(Entries from a dataset)
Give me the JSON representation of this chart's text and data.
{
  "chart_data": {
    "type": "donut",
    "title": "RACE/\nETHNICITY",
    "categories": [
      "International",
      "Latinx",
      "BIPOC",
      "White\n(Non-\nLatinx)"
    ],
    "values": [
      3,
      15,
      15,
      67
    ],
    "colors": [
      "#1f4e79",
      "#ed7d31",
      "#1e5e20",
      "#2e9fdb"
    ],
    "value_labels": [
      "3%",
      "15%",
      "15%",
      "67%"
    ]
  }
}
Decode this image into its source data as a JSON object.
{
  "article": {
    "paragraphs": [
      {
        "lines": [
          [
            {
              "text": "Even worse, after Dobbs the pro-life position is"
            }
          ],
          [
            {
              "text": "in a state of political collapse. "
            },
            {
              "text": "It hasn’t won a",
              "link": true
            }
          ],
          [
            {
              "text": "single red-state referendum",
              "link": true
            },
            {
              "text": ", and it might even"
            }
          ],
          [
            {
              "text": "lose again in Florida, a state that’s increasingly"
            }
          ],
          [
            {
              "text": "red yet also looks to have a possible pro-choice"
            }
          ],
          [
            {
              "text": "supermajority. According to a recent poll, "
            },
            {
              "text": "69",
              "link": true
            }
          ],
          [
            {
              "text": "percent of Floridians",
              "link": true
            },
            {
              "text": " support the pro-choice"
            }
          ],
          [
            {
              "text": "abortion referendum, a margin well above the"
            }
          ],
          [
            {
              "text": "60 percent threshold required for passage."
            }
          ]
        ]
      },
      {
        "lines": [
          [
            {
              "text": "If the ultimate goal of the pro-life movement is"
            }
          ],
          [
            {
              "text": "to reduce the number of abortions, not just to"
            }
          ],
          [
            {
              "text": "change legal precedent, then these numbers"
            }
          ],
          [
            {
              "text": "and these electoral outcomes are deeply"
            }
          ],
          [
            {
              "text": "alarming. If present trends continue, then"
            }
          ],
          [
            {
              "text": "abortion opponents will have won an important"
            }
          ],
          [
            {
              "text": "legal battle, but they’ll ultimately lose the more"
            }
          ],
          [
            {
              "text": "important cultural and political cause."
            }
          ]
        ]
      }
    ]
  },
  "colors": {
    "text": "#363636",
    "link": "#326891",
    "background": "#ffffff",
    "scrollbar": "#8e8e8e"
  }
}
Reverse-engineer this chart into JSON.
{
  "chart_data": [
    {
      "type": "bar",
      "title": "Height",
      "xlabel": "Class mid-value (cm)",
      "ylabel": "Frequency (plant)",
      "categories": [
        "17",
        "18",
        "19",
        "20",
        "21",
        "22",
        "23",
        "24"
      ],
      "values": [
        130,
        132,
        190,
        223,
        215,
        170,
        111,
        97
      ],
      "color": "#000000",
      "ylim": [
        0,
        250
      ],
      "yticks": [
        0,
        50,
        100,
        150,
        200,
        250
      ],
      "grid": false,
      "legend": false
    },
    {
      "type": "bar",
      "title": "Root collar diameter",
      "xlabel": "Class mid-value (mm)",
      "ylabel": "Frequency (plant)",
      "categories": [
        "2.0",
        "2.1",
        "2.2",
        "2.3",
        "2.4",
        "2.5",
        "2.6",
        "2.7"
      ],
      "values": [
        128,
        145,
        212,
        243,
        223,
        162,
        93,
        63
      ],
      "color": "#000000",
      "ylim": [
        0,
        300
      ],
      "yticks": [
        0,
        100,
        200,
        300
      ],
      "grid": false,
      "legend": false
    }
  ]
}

* [Given instruction]: Using the records above, find and show each line with the string "lose".

* [Task output]:
              "text": "lose again in Florida, a state that’s increasingly"
              "text": "legal battle, but they’ll ultimately lose the more"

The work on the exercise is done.